REQUEST:
Rewrite the material below, renaming every occurrence of "date-label" to "axis-date" and leaving everything else unchanged.

--- START ---

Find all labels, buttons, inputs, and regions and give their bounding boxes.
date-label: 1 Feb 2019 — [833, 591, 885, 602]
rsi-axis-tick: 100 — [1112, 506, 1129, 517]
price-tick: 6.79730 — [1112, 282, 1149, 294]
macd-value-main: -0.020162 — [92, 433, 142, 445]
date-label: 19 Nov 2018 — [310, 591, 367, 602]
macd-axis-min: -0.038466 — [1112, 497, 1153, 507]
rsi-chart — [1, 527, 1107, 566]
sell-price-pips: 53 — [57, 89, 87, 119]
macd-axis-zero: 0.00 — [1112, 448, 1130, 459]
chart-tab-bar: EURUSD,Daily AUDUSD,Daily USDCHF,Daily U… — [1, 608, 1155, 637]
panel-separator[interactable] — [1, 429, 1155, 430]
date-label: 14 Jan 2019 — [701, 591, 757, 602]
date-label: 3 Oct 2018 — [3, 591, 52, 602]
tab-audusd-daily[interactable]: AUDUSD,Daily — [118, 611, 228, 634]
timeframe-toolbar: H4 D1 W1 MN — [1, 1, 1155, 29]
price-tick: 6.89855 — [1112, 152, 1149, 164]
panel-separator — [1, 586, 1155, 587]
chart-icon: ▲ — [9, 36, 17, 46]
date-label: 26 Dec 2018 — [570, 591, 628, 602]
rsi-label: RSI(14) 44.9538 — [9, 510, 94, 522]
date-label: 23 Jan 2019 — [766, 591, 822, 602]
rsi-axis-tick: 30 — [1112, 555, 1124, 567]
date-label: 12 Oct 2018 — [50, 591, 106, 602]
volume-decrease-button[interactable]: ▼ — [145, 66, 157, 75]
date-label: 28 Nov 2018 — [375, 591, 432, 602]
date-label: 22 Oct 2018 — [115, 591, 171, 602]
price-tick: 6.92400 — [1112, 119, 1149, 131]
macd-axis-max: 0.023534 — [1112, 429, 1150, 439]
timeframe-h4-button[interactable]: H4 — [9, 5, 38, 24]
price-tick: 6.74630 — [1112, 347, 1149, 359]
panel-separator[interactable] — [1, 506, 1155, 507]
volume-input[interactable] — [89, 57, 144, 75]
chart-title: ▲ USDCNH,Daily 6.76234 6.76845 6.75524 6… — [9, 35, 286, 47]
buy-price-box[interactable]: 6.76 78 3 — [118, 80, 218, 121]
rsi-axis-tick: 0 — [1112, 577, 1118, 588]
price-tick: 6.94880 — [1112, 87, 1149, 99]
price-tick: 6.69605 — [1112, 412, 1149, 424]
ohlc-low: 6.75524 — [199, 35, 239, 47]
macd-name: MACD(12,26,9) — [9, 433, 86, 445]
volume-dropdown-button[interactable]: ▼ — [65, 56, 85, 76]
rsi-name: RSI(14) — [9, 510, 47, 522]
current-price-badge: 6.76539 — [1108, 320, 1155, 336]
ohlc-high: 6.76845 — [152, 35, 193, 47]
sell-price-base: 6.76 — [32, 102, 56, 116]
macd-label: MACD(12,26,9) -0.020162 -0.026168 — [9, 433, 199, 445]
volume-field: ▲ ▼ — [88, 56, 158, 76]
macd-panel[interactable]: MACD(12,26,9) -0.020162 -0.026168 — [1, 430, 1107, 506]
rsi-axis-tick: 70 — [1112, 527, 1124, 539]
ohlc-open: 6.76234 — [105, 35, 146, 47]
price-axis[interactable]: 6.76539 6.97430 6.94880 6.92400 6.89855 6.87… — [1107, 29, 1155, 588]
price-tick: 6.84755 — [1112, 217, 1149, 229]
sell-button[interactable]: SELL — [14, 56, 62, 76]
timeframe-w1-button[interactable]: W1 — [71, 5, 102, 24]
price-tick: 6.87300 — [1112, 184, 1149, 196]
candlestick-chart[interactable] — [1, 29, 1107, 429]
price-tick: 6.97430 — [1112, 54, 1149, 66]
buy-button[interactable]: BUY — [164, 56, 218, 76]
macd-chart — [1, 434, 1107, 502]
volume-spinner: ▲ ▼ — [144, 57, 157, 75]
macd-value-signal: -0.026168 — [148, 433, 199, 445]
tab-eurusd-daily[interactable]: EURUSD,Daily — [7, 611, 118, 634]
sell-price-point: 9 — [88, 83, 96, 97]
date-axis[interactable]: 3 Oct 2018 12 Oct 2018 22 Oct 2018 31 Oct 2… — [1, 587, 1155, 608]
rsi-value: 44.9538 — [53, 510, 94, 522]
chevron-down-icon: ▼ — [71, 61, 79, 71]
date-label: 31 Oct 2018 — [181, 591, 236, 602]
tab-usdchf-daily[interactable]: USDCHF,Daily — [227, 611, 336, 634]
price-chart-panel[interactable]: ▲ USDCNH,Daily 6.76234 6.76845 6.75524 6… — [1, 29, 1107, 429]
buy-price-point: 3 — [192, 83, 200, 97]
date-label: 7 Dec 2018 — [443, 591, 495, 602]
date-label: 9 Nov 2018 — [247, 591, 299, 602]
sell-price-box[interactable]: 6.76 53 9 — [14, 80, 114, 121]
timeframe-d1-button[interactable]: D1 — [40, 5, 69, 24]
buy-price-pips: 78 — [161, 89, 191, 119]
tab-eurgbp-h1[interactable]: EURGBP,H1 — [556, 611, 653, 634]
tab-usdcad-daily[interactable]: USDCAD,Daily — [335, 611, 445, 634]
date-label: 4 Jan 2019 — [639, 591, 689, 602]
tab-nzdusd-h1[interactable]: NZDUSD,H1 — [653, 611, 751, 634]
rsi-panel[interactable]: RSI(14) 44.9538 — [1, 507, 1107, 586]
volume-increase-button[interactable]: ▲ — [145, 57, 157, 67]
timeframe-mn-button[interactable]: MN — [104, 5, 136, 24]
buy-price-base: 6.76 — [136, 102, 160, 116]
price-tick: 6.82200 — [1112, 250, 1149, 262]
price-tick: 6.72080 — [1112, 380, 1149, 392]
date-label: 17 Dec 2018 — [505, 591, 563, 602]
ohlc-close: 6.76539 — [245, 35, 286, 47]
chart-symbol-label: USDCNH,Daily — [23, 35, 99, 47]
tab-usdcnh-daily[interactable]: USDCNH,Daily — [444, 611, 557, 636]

--- END ---

EXERCISE SOLUTION:
Find all labels, buttons, inputs, and regions and give their bounding boxes.
axis-date: 1 Feb 2019 — [833, 591, 885, 602]
rsi-axis-tick: 100 — [1112, 506, 1129, 517]
price-tick: 6.79730 — [1112, 282, 1149, 294]
macd-value-main: -0.020162 — [92, 433, 142, 445]
axis-date: 19 Nov 2018 — [310, 591, 367, 602]
macd-axis-min: -0.038466 — [1112, 497, 1153, 507]
rsi-chart — [1, 527, 1107, 566]
sell-price-pips: 53 — [57, 89, 87, 119]
macd-axis-zero: 0.00 — [1112, 448, 1130, 459]
chart-tab-bar: EURUSD,Daily AUDUSD,Daily USDCHF,Daily U… — [1, 608, 1155, 637]
panel-separator[interactable] — [1, 429, 1155, 430]
axis-date: 14 Jan 2019 — [701, 591, 757, 602]
axis-date: 3 Oct 2018 — [3, 591, 52, 602]
tab-audusd-daily[interactable]: AUDUSD,Daily — [118, 611, 228, 634]
timeframe-toolbar: H4 D1 W1 MN — [1, 1, 1155, 29]
price-tick: 6.89855 — [1112, 152, 1149, 164]
panel-separator — [1, 586, 1155, 587]
chart-icon: ▲ — [9, 36, 17, 46]
axis-date: 26 Dec 2018 — [570, 591, 628, 602]
rsi-label: RSI(14) 44.9538 — [9, 510, 94, 522]
axis-date: 23 Jan 2019 — [766, 591, 822, 602]
rsi-axis-tick: 30 — [1112, 555, 1124, 567]
axis-date: 12 Oct 2018 — [50, 591, 106, 602]
volume-decrease-button[interactable]: ▼ — [145, 66, 157, 75]
axis-date: 28 Nov 2018 — [375, 591, 432, 602]
axis-date: 22 Oct 2018 — [115, 591, 171, 602]
price-tick: 6.92400 — [1112, 119, 1149, 131]
macd-axis-max: 0.023534 — [1112, 429, 1150, 439]
timeframe-h4-button[interactable]: H4 — [9, 5, 38, 24]
price-tick: 6.74630 — [1112, 347, 1149, 359]
panel-separator[interactable] — [1, 506, 1155, 507]
volume-input[interactable] — [89, 57, 144, 75]
chart-title: ▲ USDCNH,Daily 6.76234 6.76845 6.75524 6… — [9, 35, 286, 47]
buy-price-box[interactable]: 6.76 78 3 — [118, 80, 218, 121]
rsi-axis-tick: 0 — [1112, 577, 1118, 588]
price-tick: 6.94880 — [1112, 87, 1149, 99]
price-tick: 6.69605 — [1112, 412, 1149, 424]
ohlc-low: 6.75524 — [199, 35, 239, 47]
macd-name: MACD(12,26,9) — [9, 433, 86, 445]
volume-dropdown-button[interactable]: ▼ — [65, 56, 85, 76]
rsi-name: RSI(14) — [9, 510, 47, 522]
current-price-badge: 6.76539 — [1108, 320, 1155, 336]
ohlc-high: 6.76845 — [152, 35, 193, 47]
sell-price-base: 6.76 — [32, 102, 56, 116]
macd-label: MACD(12,26,9) -0.020162 -0.026168 — [9, 433, 199, 445]
volume-field: ▲ ▼ — [88, 56, 158, 76]
macd-panel[interactable]: MACD(12,26,9) -0.020162 -0.026168 — [1, 430, 1107, 506]
rsi-axis-tick: 70 — [1112, 527, 1124, 539]
ohlc-open: 6.76234 — [105, 35, 146, 47]
price-axis[interactable]: 6.76539 6.97430 6.94880 6.92400 6.89855 6.87… — [1107, 29, 1155, 588]
price-tick: 6.84755 — [1112, 217, 1149, 229]
sell-button[interactable]: SELL — [14, 56, 62, 76]
timeframe-w1-button[interactable]: W1 — [71, 5, 102, 24]
price-tick: 6.87300 — [1112, 184, 1149, 196]
candlestick-chart[interactable] — [1, 29, 1107, 429]
price-tick: 6.97430 — [1112, 54, 1149, 66]
buy-button[interactable]: BUY — [164, 56, 218, 76]
macd-chart — [1, 434, 1107, 502]
volume-spinner: ▲ ▼ — [144, 57, 157, 75]
macd-value-signal: -0.026168 — [148, 433, 199, 445]
tab-eurusd-daily[interactable]: EURUSD,Daily — [7, 611, 118, 634]
sell-price-point: 9 — [88, 83, 96, 97]
date-axis[interactable]: 3 Oct 2018 12 Oct 2018 22 Oct 2018 31 Oct 2… — [1, 587, 1155, 608]
rsi-value: 44.9538 — [53, 510, 94, 522]
chevron-down-icon: ▼ — [71, 61, 79, 71]
axis-date: 31 Oct 2018 — [181, 591, 236, 602]
tab-usdchf-daily[interactable]: USDCHF,Daily — [227, 611, 336, 634]
price-chart-panel[interactable]: ▲ USDCNH,Daily 6.76234 6.76845 6.75524 6… — [1, 29, 1107, 429]
buy-price-point: 3 — [192, 83, 200, 97]
axis-date: 7 Dec 2018 — [443, 591, 495, 602]
axis-date: 9 Nov 2018 — [247, 591, 299, 602]
sell-price-box[interactable]: 6.76 53 9 — [14, 80, 114, 121]
timeframe-d1-button[interactable]: D1 — [40, 5, 69, 24]
buy-price-pips: 78 — [161, 89, 191, 119]
tab-eurgbp-h1[interactable]: EURGBP,H1 — [556, 611, 653, 634]
tab-usdcad-daily[interactable]: USDCAD,Daily — [335, 611, 445, 634]
axis-date: 4 Jan 2019 — [639, 591, 689, 602]
tab-nzdusd-h1[interactable]: NZDUSD,H1 — [653, 611, 751, 634]
rsi-panel[interactable]: RSI(14) 44.9538 — [1, 507, 1107, 586]
volume-increase-button[interactable]: ▲ — [145, 57, 157, 67]
timeframe-mn-button[interactable]: MN — [104, 5, 136, 24]
buy-price-base: 6.76 — [136, 102, 160, 116]
price-tick: 6.82200 — [1112, 250, 1149, 262]
price-tick: 6.72080 — [1112, 380, 1149, 392]
axis-date: 17 Dec 2018 — [505, 591, 563, 602]
ohlc-close: 6.76539 — [245, 35, 286, 47]
chart-symbol-label: USDCNH,Daily — [23, 35, 99, 47]
tab-usdcnh-daily[interactable]: USDCNH,Daily — [444, 611, 557, 636]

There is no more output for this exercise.